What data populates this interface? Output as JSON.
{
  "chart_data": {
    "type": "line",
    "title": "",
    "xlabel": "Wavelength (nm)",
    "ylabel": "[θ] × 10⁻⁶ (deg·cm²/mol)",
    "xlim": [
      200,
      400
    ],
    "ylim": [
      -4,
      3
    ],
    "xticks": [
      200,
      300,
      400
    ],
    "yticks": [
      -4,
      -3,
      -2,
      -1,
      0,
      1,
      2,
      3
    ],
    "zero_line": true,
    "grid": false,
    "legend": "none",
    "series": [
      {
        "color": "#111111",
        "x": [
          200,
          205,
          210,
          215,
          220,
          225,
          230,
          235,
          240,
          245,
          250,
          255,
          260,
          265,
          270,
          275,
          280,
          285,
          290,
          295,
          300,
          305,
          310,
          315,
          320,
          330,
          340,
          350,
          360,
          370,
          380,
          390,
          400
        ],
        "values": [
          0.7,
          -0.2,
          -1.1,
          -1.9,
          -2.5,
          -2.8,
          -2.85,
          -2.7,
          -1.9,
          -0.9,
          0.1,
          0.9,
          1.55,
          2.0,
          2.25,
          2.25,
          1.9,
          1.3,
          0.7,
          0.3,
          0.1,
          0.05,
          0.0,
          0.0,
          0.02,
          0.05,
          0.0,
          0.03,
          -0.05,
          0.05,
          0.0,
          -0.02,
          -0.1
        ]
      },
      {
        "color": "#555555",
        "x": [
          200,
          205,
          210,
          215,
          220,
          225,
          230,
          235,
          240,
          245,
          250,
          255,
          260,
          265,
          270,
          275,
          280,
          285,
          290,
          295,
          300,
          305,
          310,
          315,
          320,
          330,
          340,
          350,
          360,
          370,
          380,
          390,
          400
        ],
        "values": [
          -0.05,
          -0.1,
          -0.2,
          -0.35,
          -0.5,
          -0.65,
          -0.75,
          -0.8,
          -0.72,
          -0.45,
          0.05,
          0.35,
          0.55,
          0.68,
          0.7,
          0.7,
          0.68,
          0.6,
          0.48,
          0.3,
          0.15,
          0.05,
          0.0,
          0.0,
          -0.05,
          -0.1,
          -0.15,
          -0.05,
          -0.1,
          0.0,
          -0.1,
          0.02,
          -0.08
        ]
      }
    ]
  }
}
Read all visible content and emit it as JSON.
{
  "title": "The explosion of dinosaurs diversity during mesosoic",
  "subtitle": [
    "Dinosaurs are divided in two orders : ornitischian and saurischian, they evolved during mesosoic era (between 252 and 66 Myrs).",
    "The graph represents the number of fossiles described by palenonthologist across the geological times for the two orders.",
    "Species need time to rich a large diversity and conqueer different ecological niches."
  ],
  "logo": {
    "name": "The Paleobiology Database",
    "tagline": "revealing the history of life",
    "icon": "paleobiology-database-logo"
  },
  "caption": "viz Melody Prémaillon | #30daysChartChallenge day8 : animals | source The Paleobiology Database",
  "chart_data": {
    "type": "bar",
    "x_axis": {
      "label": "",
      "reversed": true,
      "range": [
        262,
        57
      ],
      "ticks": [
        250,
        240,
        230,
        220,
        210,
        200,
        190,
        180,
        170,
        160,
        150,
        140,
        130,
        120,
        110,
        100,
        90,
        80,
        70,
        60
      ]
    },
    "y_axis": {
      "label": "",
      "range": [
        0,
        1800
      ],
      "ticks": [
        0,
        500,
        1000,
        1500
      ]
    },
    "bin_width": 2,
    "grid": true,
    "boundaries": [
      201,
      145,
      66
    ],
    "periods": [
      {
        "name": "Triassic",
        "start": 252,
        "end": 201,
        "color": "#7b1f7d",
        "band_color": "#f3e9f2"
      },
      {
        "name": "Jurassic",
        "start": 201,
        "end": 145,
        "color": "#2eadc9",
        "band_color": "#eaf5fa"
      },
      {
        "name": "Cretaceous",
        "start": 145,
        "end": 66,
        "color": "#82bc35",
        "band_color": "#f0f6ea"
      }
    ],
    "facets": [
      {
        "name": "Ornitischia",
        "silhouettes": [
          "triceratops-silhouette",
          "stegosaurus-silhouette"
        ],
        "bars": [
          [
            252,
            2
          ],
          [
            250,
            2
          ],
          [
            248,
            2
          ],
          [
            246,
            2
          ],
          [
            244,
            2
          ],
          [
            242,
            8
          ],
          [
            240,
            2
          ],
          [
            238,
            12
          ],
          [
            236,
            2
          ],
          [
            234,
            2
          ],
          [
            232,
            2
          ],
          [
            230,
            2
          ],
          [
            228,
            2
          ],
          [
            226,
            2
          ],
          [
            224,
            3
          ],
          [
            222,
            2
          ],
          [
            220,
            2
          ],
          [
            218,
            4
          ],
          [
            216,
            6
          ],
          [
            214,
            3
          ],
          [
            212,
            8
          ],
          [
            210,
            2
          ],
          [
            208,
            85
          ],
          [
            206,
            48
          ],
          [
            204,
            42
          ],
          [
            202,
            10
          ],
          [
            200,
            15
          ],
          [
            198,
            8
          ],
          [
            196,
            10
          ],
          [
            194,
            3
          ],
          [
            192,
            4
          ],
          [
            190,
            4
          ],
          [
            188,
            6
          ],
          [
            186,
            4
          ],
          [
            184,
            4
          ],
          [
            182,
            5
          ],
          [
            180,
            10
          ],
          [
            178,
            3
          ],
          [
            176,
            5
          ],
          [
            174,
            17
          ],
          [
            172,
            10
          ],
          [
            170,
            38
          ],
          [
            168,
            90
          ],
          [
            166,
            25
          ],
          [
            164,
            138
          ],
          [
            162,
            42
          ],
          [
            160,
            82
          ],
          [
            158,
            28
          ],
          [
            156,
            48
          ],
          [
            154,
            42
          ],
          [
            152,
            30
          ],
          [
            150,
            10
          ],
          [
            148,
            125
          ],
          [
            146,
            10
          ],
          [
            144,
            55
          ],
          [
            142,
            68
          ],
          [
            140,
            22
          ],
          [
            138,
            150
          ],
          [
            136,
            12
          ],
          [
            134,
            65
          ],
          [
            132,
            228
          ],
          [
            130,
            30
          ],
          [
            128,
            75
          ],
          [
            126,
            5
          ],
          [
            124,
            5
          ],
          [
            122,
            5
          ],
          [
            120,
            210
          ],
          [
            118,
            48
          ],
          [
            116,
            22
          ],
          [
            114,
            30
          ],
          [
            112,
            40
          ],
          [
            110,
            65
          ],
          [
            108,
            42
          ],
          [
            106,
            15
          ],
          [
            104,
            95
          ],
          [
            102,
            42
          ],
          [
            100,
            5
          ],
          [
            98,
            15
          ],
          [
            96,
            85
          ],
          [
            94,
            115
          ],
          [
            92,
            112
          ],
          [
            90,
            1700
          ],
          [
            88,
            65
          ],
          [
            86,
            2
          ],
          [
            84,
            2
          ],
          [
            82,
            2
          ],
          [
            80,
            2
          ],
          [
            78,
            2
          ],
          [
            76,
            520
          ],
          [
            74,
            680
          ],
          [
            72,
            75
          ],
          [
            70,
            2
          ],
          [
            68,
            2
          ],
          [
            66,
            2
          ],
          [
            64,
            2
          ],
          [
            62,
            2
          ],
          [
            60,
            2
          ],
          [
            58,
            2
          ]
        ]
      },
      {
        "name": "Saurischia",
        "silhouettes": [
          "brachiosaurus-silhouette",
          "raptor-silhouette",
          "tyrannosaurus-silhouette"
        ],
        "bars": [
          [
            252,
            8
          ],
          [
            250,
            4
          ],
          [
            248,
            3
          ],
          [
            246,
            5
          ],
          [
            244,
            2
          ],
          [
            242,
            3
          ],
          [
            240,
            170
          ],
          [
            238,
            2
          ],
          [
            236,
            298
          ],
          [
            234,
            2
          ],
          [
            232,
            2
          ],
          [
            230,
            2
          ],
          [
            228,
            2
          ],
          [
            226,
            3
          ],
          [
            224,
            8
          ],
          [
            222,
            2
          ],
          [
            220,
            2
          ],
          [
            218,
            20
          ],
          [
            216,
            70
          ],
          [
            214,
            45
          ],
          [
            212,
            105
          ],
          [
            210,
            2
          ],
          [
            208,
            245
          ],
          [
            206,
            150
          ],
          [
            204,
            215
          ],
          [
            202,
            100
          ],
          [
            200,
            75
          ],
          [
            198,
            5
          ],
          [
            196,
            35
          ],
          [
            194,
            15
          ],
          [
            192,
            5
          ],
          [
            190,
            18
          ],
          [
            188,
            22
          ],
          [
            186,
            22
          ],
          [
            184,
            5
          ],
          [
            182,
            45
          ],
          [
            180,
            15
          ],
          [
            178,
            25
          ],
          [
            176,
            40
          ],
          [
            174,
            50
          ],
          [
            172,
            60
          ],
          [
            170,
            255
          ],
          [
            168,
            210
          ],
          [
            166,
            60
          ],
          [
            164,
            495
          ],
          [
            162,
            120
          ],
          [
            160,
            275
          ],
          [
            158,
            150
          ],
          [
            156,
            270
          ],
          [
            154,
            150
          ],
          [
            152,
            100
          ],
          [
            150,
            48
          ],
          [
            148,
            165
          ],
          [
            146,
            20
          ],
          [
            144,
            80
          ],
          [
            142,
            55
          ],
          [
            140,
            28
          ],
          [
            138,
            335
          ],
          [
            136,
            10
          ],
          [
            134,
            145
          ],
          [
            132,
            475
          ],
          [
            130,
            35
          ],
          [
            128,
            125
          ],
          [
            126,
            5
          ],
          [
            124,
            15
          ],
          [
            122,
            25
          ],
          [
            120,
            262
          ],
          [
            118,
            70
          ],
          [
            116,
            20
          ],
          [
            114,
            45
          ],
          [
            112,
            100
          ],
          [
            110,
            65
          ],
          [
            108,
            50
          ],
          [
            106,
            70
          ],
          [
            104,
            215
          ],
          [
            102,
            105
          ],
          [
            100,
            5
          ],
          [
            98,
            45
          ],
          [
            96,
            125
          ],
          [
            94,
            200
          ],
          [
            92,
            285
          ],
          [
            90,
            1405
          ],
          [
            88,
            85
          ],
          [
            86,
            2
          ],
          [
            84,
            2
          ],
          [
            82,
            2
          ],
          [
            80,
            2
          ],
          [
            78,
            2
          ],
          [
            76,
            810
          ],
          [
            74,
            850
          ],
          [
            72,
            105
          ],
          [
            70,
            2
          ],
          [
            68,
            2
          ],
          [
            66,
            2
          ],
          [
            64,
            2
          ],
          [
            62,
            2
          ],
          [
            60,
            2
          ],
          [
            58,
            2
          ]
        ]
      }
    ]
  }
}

· · · · · · ·

### REQUEST
Where a line of the material above holds the string "logo", copy that line.

### WRITTEN RESPONSE
  "logo": {
    "icon": "paleobiology-database-logo"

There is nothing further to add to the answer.